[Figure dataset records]
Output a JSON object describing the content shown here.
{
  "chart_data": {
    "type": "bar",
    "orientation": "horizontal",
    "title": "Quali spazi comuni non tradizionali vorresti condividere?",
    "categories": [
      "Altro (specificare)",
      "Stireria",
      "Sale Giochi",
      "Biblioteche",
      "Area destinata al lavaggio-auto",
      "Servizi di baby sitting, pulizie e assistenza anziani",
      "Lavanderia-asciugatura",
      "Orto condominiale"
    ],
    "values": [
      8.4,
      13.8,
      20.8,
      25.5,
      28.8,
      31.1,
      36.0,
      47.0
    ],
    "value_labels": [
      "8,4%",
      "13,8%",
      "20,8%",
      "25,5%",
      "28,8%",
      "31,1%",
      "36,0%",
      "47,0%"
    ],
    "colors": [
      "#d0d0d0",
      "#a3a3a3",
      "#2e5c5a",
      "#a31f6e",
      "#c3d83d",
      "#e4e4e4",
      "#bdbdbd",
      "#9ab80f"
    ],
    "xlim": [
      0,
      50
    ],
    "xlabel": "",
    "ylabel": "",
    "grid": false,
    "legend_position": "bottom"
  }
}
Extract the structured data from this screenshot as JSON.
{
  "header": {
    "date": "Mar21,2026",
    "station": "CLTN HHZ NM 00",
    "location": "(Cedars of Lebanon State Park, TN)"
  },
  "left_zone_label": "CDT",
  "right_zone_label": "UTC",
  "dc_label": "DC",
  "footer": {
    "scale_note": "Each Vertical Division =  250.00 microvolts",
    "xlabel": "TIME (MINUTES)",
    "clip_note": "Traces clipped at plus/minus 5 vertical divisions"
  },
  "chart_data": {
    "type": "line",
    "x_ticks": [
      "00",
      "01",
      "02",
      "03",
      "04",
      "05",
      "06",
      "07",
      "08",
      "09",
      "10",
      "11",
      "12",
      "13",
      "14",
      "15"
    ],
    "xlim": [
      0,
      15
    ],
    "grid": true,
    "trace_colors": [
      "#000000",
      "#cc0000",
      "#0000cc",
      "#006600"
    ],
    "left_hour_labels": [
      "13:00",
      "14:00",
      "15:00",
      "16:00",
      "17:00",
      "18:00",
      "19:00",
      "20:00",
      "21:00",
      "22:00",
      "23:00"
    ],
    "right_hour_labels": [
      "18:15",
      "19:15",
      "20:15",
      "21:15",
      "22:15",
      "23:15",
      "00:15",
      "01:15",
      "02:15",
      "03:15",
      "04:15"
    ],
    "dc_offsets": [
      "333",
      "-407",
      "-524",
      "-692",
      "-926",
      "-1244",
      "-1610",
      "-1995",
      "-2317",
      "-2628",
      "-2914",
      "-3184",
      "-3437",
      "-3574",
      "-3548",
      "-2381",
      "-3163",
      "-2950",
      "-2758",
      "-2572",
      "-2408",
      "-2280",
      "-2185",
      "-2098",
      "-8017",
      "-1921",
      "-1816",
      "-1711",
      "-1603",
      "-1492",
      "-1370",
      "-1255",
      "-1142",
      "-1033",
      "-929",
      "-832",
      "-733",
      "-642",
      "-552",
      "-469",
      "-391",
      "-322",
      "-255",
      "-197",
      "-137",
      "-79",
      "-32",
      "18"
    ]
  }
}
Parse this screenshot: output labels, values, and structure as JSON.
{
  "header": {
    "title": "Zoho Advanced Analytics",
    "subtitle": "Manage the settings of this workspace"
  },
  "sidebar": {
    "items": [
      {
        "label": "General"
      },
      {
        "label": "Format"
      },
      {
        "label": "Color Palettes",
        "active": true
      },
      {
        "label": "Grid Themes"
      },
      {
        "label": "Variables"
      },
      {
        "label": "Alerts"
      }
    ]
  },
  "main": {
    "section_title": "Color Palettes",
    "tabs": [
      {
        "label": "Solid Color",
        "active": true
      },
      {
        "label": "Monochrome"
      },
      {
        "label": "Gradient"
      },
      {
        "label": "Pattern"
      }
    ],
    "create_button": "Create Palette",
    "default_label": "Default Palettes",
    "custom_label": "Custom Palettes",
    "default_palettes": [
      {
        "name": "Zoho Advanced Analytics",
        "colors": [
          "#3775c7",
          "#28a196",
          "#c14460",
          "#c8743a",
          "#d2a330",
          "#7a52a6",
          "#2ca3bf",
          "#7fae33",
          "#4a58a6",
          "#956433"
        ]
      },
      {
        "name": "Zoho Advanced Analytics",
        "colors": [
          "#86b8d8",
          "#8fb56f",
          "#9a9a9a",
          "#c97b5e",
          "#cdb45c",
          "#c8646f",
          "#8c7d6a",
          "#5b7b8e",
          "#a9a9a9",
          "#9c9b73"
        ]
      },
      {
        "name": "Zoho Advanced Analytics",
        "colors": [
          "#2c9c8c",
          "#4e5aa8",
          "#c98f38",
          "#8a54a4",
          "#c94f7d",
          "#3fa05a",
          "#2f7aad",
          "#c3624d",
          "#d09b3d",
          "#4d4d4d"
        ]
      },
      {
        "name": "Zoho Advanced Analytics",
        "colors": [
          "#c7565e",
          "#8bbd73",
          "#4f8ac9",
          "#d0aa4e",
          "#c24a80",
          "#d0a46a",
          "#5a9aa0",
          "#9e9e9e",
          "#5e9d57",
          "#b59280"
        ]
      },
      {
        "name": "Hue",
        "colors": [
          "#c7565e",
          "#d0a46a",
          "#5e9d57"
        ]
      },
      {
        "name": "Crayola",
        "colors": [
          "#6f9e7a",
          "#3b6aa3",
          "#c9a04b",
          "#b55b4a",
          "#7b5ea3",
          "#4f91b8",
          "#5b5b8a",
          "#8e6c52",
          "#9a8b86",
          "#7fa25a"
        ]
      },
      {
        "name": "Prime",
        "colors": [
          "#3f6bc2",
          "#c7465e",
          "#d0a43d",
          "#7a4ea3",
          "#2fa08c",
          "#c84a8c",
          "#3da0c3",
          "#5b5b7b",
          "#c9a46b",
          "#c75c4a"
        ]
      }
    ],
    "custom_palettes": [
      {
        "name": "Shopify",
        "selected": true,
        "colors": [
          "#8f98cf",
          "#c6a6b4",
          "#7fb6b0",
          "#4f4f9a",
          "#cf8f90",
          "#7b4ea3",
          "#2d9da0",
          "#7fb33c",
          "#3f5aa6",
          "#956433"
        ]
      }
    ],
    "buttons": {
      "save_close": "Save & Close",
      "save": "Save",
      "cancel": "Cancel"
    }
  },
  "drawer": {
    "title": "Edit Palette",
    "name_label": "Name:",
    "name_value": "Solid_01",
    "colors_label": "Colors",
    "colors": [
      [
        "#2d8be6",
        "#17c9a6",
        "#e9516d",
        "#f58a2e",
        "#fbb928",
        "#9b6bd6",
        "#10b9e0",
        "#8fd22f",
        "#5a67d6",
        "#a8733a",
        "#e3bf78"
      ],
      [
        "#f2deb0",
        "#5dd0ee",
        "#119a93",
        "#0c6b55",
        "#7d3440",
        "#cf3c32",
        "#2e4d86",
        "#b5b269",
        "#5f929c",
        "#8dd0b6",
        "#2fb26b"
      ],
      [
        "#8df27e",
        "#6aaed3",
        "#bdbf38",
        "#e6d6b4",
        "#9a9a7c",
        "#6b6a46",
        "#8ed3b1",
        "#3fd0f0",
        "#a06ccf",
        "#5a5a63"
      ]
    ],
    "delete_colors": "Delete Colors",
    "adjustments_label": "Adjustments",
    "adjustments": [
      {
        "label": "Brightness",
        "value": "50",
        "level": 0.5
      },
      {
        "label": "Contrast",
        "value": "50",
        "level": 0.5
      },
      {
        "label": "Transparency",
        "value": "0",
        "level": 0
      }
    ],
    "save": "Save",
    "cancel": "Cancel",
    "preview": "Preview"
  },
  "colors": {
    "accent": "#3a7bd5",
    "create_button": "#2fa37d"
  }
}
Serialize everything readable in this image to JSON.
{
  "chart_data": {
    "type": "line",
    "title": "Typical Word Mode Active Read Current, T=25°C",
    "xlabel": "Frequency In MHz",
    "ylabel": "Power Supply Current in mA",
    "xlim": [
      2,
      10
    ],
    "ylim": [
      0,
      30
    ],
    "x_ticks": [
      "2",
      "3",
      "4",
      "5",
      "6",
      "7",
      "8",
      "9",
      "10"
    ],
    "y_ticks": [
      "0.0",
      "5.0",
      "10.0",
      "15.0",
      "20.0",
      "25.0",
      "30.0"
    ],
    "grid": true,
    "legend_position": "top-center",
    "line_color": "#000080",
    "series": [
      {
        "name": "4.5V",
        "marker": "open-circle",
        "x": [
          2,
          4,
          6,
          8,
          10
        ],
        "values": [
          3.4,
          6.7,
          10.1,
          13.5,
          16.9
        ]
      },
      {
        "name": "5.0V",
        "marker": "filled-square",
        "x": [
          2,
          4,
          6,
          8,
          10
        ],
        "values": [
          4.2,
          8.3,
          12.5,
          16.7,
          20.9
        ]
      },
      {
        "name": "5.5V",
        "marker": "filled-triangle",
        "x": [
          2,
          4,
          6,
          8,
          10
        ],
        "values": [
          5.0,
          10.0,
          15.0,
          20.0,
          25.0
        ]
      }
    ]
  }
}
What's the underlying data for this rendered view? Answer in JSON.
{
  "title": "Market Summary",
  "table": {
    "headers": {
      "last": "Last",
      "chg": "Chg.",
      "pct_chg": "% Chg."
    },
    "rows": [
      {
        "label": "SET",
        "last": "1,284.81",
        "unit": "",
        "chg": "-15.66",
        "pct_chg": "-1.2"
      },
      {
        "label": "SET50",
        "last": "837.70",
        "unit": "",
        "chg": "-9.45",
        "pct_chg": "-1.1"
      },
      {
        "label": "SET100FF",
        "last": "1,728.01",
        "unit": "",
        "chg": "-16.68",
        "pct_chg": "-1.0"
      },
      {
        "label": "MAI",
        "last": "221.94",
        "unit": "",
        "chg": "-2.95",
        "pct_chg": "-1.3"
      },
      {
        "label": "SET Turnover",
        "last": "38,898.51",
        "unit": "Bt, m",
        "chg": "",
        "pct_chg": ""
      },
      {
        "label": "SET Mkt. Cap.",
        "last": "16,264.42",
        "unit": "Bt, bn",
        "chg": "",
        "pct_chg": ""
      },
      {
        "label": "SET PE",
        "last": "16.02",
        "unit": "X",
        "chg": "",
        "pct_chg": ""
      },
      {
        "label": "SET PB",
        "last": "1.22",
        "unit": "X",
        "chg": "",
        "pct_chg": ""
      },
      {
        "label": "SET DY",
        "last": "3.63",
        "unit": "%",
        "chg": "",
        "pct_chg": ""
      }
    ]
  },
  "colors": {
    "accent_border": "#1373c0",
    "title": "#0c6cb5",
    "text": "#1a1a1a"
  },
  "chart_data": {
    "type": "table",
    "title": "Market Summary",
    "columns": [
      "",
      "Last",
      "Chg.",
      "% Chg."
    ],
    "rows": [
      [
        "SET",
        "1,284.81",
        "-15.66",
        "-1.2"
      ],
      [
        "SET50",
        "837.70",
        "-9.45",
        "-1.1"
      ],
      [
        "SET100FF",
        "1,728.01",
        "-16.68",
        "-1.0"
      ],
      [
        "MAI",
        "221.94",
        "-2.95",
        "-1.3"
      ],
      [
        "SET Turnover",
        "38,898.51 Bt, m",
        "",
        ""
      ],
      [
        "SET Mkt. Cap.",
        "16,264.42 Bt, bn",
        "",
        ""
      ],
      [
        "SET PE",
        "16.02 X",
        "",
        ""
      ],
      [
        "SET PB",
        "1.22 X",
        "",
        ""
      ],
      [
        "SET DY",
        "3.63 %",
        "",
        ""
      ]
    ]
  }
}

> **Exercise directions**: Copy out every line that includes the word "Summary".

> **Output of the exercise**:
  "title": "Market Summary",
    "title": "Market Summary",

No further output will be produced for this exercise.